--- START OF DATA RECORDS ---

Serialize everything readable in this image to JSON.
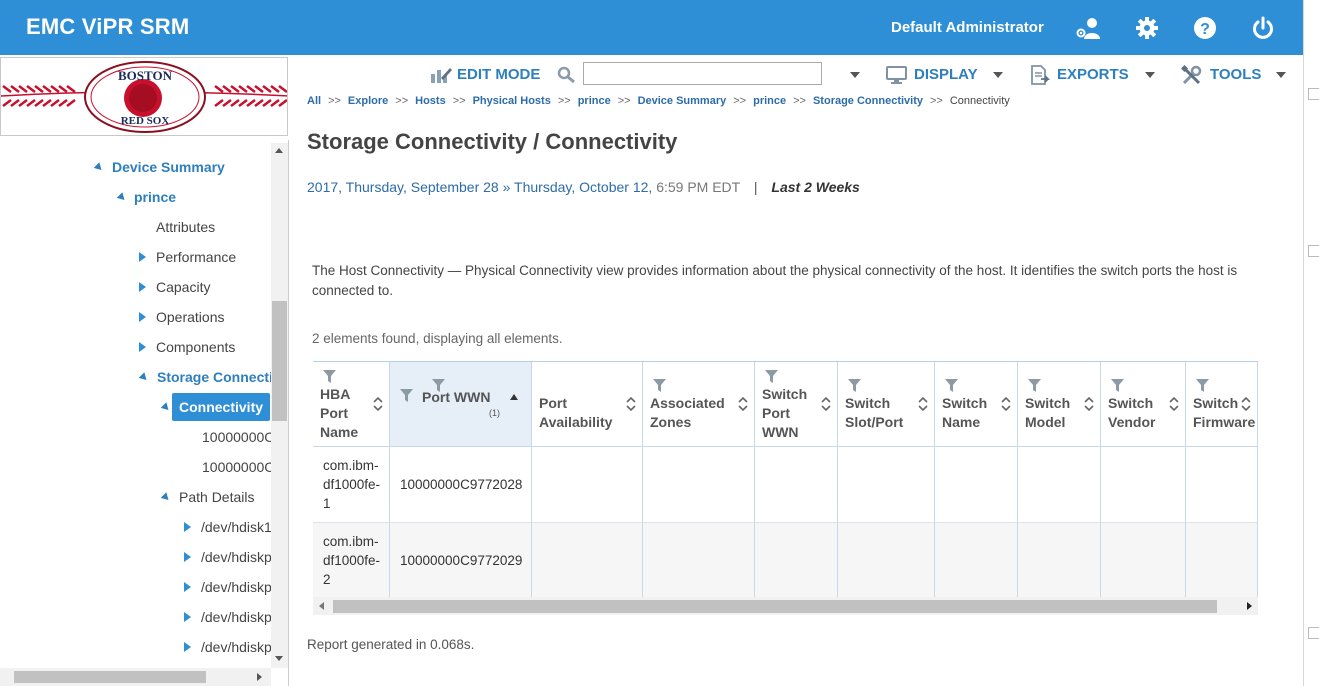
{
  "header": {
    "app_title": "EMC ViPR SRM",
    "user_name": "Default Administrator",
    "icons": [
      "users-icon",
      "gear-icon",
      "help-icon",
      "power-icon"
    ]
  },
  "logo": {
    "text_top": "BOSTON",
    "text_bottom": "RED SOX"
  },
  "toolbar": {
    "edit_mode": "EDIT MODE",
    "search_value": "",
    "display": "DISPLAY",
    "exports": "EXPORTS",
    "tools": "TOOLS"
  },
  "breadcrumb": [
    "All",
    "Explore",
    "Hosts",
    "Physical Hosts",
    "prince",
    "Device Summary",
    "prince",
    "Storage Connectivity",
    "Connectivity"
  ],
  "breadcrumb_sep": ">>",
  "sidebar": {
    "items": [
      {
        "label": "Device Summary",
        "level": 0
      },
      {
        "label": "prince",
        "level": 1
      },
      {
        "label": "Attributes",
        "level": 2
      },
      {
        "label": "Performance",
        "level": 2
      },
      {
        "label": "Capacity",
        "level": 2
      },
      {
        "label": "Operations",
        "level": 2
      },
      {
        "label": "Components",
        "level": 2
      },
      {
        "label": "Storage Connecti",
        "level": 2
      },
      {
        "label": "Connectivity",
        "level": 3
      },
      {
        "label": "10000000C",
        "level": 4
      },
      {
        "label": "10000000C",
        "level": 4
      },
      {
        "label": "Path Details",
        "level": 3
      },
      {
        "label": "/dev/hdisk1",
        "level": 4
      },
      {
        "label": "/dev/hdiskp",
        "level": 4
      },
      {
        "label": "/dev/hdiskp",
        "level": 4
      },
      {
        "label": "/dev/hdiskp",
        "level": 4
      },
      {
        "label": "/dev/hdiskp",
        "level": 4
      }
    ]
  },
  "page": {
    "title": "Storage Connectivity / Connectivity",
    "date_start": "2017, Thursday, September 28",
    "date_arrow": "»",
    "date_end": "Thursday, October 12,",
    "time": "6:59 PM EDT",
    "divider": "|",
    "period": "Last 2 Weeks",
    "description": "The Host Connectivity — Physical Connectivity view provides information about the physical connectivity of the host. It identifies the switch ports the host is connected to.",
    "count": "2 elements found, displaying all elements.",
    "report": "Report generated in 0.068s."
  },
  "table": {
    "columns": [
      {
        "label": [
          "HBA",
          "Port",
          "Name"
        ]
      },
      {
        "label": [
          "Port WWN"
        ],
        "sort_index": "(1)",
        "sorted": "asc"
      },
      {
        "label": [
          "Port",
          "Availability"
        ]
      },
      {
        "label": [
          "Associated",
          "Zones"
        ]
      },
      {
        "label": [
          "Switch",
          "Port",
          "WWN"
        ]
      },
      {
        "label": [
          "Switch",
          "Slot/Port"
        ]
      },
      {
        "label": [
          "Switch",
          "Name"
        ]
      },
      {
        "label": [
          "Switch",
          "Model"
        ]
      },
      {
        "label": [
          "Switch",
          "Vendor"
        ]
      },
      {
        "label": [
          "Switch",
          "Firmware"
        ]
      }
    ],
    "rows": [
      {
        "hba": [
          "com.ibm-",
          "df1000fe-",
          "1"
        ],
        "wwn": "10000000C9772028"
      },
      {
        "hba": [
          "com.ibm-",
          "df1000fe-",
          "2"
        ],
        "wwn": "10000000C9772029"
      }
    ]
  }
}
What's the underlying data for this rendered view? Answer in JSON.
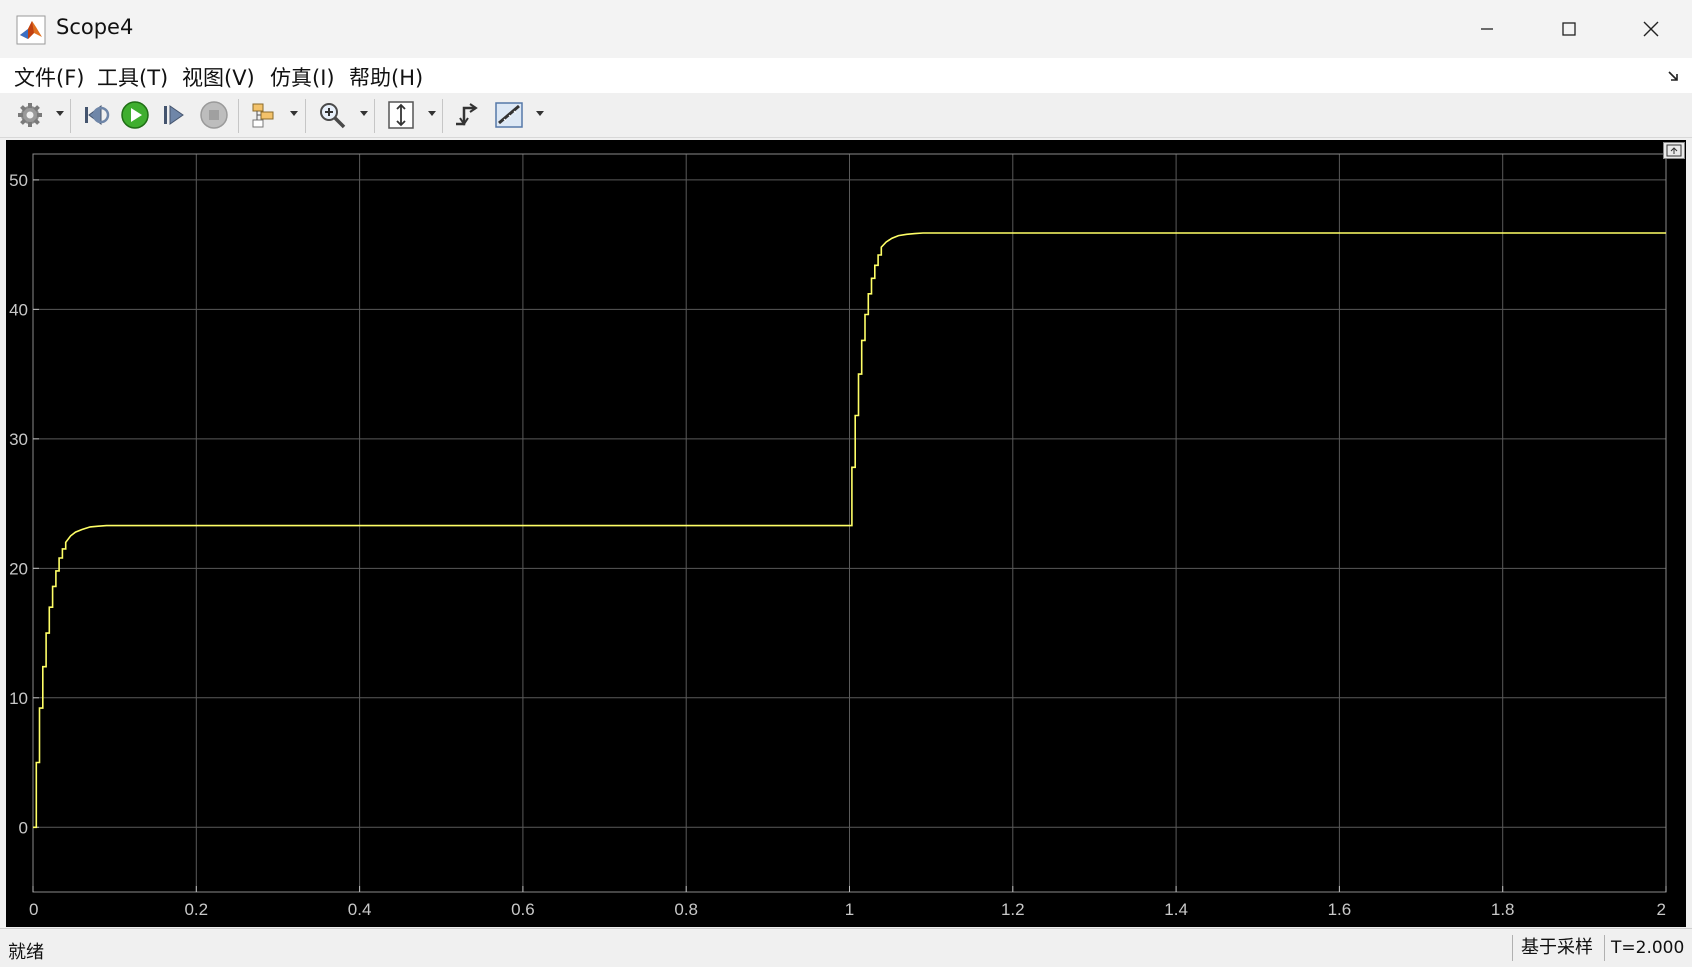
{
  "window": {
    "title": "Scope4",
    "menu": [
      "文件(F)",
      "工具(T)",
      "视图(V)",
      "仿真(I)",
      "帮助(H)"
    ]
  },
  "toolbar": {
    "icons": [
      "gear-icon",
      "step-back-icon",
      "run-icon",
      "step-forward-icon",
      "stop-icon",
      "signal-selector-icon",
      "zoom-icon",
      "autoscale-icon",
      "cursor-icon",
      "measurements-icon"
    ]
  },
  "status": {
    "text": "就绪",
    "sample_mode": "基于采样",
    "time": "T=2.000"
  },
  "colors": {
    "plot_background": "#000000",
    "axes_background": "#000000",
    "signal": "#ffff66",
    "grid": "#5a5a5a",
    "tick_text": "#c8c8c8"
  },
  "chart_data": {
    "type": "line",
    "xlim": [
      0,
      2
    ],
    "ylim": [
      -5,
      52
    ],
    "xticks": [
      "0",
      "0.2",
      "0.4",
      "0.6",
      "0.8",
      "1",
      "1.2",
      "1.4",
      "1.6",
      "1.8",
      "2"
    ],
    "xtick_values": [
      0,
      0.2,
      0.4,
      0.6,
      0.8,
      1,
      1.2,
      1.4,
      1.6,
      1.8,
      2
    ],
    "yticks": [
      "0",
      "10",
      "20",
      "30",
      "40",
      "50"
    ],
    "ytick_values": [
      0,
      10,
      20,
      30,
      40,
      50
    ],
    "grid": true,
    "series": [
      {
        "x": [
          0,
          0.004,
          0.004,
          0.008,
          0.008,
          0.012,
          0.012,
          0.016,
          0.016,
          0.02,
          0.02,
          0.024,
          0.024,
          0.028,
          0.028,
          0.032,
          0.032,
          0.036,
          0.036,
          0.04,
          0.04,
          0.046,
          0.052,
          0.06,
          0.07,
          0.08,
          0.09,
          0.1,
          1.003,
          1.003,
          1.007,
          1.007,
          1.011,
          1.011,
          1.015,
          1.015,
          1.019,
          1.019,
          1.023,
          1.023,
          1.027,
          1.027,
          1.031,
          1.031,
          1.035,
          1.035,
          1.039,
          1.039,
          1.045,
          1.052,
          1.06,
          1.07,
          1.08,
          1.09,
          1.1,
          2.0
        ],
        "y": [
          0,
          0,
          5.0,
          5.0,
          9.2,
          9.2,
          12.4,
          12.4,
          15.0,
          15.0,
          17.0,
          17.0,
          18.6,
          18.6,
          19.8,
          19.8,
          20.8,
          20.8,
          21.5,
          21.5,
          22.0,
          22.5,
          22.8,
          23.0,
          23.2,
          23.25,
          23.3,
          23.3,
          23.3,
          27.8,
          27.8,
          31.8,
          31.8,
          35.0,
          35.0,
          37.6,
          37.6,
          39.6,
          39.6,
          41.2,
          41.2,
          42.4,
          42.4,
          43.4,
          43.4,
          44.2,
          44.2,
          44.8,
          45.2,
          45.5,
          45.7,
          45.8,
          45.85,
          45.9,
          45.9,
          45.9
        ]
      }
    ]
  }
}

--- END OF DATA RECORDS ---

● **THE PROBLEM**:
Reproduce the data above in full, exactly as it is, with the pictures left out.

● **CORRECT RESPONSE**:
Serialize everything readable in this image to JSON.
{
  "header": {
    "app_title": "EMC ViPR SRM",
    "user_name": "Default Administrator",
    "icons": [
      "users-icon",
      "gear-icon",
      "help-icon",
      "power-icon"
    ]
  },
  "logo": {
    "text_top": "BOSTON",
    "text_bottom": "RED SOX"
  },
  "toolbar": {
    "edit_mode": "EDIT MODE",
    "search_value": "",
    "display": "DISPLAY",
    "exports": "EXPORTS",
    "tools": "TOOLS"
  },
  "breadcrumb": [
    "All",
    "Explore",
    "Hosts",
    "Physical Hosts",
    "prince",
    "Device Summary",
    "prince",
    "Storage Connectivity",
    "Connectivity"
  ],
  "breadcrumb_sep": ">>",
  "sidebar": {
    "items": [
      {
        "label": "Device Summary",
        "level": 0
      },
      {
        "label": "prince",
        "level": 1
      },
      {
        "label": "Attributes",
        "level": 2
      },
      {
        "label": "Performance",
        "level": 2
      },
      {
        "label": "Capacity",
        "level": 2
      },
      {
        "label": "Operations",
        "level": 2
      },
      {
        "label": "Components",
        "level": 2
      },
      {
        "label": "Storage Connecti",
        "level": 2
      },
      {
        "label": "Connectivity",
        "level": 3
      },
      {
        "label": "10000000C",
        "level": 4
      },
      {
        "label": "10000000C",
        "level": 4
      },
      {
        "label": "Path Details",
        "level": 3
      },
      {
        "label": "/dev/hdisk1",
        "level": 4
      },
      {
        "label": "/dev/hdiskp",
        "level": 4
      },
      {
        "label": "/dev/hdiskp",
        "level": 4
      },
      {
        "label": "/dev/hdiskp",
        "level": 4
      },
      {
        "label": "/dev/hdiskp",
        "level": 4
      }
    ]
  },
  "page": {
    "title": "Storage Connectivity / Connectivity",
    "date_start": "2017, Thursday, September 28",
    "date_arrow": "»",
    "date_end": "Thursday, October 12,",
    "time": "6:59 PM EDT",
    "divider": "|",
    "period": "Last 2 Weeks",
    "description": "The Host Connectivity — Physical Connectivity view provides information about the physical connectivity of the host. It identifies the switch ports the host is connected to.",
    "count": "2 elements found, displaying all elements.",
    "report": "Report generated in 0.068s."
  },
  "table": {
    "columns": [
      {
        "label": [
          "HBA",
          "Port",
          "Name"
        ]
      },
      {
        "label": [
          "Port WWN"
        ],
        "sort_index": "(1)",
        "sorted": "asc"
      },
      {
        "label": [
          "Port",
          "Availability"
        ]
      },
      {
        "label": [
          "Associated",
          "Zones"
        ]
      },
      {
        "label": [
          "Switch",
          "Port",
          "WWN"
        ]
      },
      {
        "label": [
          "Switch",
          "Slot/Port"
        ]
      },
      {
        "label": [
          "Switch",
          "Name"
        ]
      },
      {
        "label": [
          "Switch",
          "Model"
        ]
      },
      {
        "label": [
          "Switch",
          "Vendor"
        ]
      },
      {
        "label": [
          "Switch",
          "Firmware"
        ]
      }
    ],
    "rows": [
      {
        "hba": [
          "com.ibm-",
          "df1000fe-",
          "1"
        ],
        "wwn": "10000000C9772028"
      },
      {
        "hba": [
          "com.ibm-",
          "df1000fe-",
          "2"
        ],
        "wwn": "10000000C9772029"
      }
    ]
  }
}
What's the underlying data for this rendered view? Answer in JSON.
{
  "window": {
    "title": "Scope4",
    "menu": [
      "文件(F)",
      "工具(T)",
      "视图(V)",
      "仿真(I)",
      "帮助(H)"
    ]
  },
  "toolbar": {
    "icons": [
      "gear-icon",
      "step-back-icon",
      "run-icon",
      "step-forward-icon",
      "stop-icon",
      "signal-selector-icon",
      "zoom-icon",
      "autoscale-icon",
      "cursor-icon",
      "measurements-icon"
    ]
  },
  "status": {
    "text": "就绪",
    "sample_mode": "基于采样",
    "time": "T=2.000"
  },
  "colors": {
    "plot_background": "#000000",
    "axes_background": "#000000",
    "signal": "#ffff66",
    "grid": "#5a5a5a",
    "tick_text": "#c8c8c8"
  },
  "chart_data": {
    "type": "line",
    "xlim": [
      0,
      2
    ],
    "ylim": [
      -5,
      52
    ],
    "xticks": [
      "0",
      "0.2",
      "0.4",
      "0.6",
      "0.8",
      "1",
      "1.2",
      "1.4",
      "1.6",
      "1.8",
      "2"
    ],
    "xtick_values": [
      0,
      0.2,
      0.4,
      0.6,
      0.8,
      1,
      1.2,
      1.4,
      1.6,
      1.8,
      2
    ],
    "yticks": [
      "0",
      "10",
      "20",
      "30",
      "40",
      "50"
    ],
    "ytick_values": [
      0,
      10,
      20,
      30,
      40,
      50
    ],
    "grid": true,
    "series": [
      {
        "x": [
          0,
          0.004,
          0.004,
          0.008,
          0.008,
          0.012,
          0.012,
          0.016,
          0.016,
          0.02,
          0.02,
          0.024,
          0.024,
          0.028,
          0.028,
          0.032,
          0.032,
          0.036,
          0.036,
          0.04,
          0.04,
          0.046,
          0.052,
          0.06,
          0.07,
          0.08,
          0.09,
          0.1,
          1.003,
          1.003,
          1.007,
          1.007,
          1.011,
          1.011,
          1.015,
          1.015,
          1.019,
          1.019,
          1.023,
          1.023,
          1.027,
          1.027,
          1.031,
          1.031,
          1.035,
          1.035,
          1.039,
          1.039,
          1.045,
          1.052,
          1.06,
          1.07,
          1.08,
          1.09,
          1.1,
          2.0
        ],
        "y": [
          0,
          0,
          5.0,
          5.0,
          9.2,
          9.2,
          12.4,
          12.4,
          15.0,
          15.0,
          17.0,
          17.0,
          18.6,
          18.6,
          19.8,
          19.8,
          20.8,
          20.8,
          21.5,
          21.5,
          22.0,
          22.5,
          22.8,
          23.0,
          23.2,
          23.25,
          23.3,
          23.3,
          23.3,
          27.8,
          27.8,
          31.8,
          31.8,
          35.0,
          35.0,
          37.6,
          37.6,
          39.6,
          39.6,
          41.2,
          41.2,
          42.4,
          42.4,
          43.4,
          43.4,
          44.2,
          44.2,
          44.8,
          45.2,
          45.5,
          45.7,
          45.8,
          45.85,
          45.9,
          45.9,
          45.9
        ]
      }
    ]
  }
}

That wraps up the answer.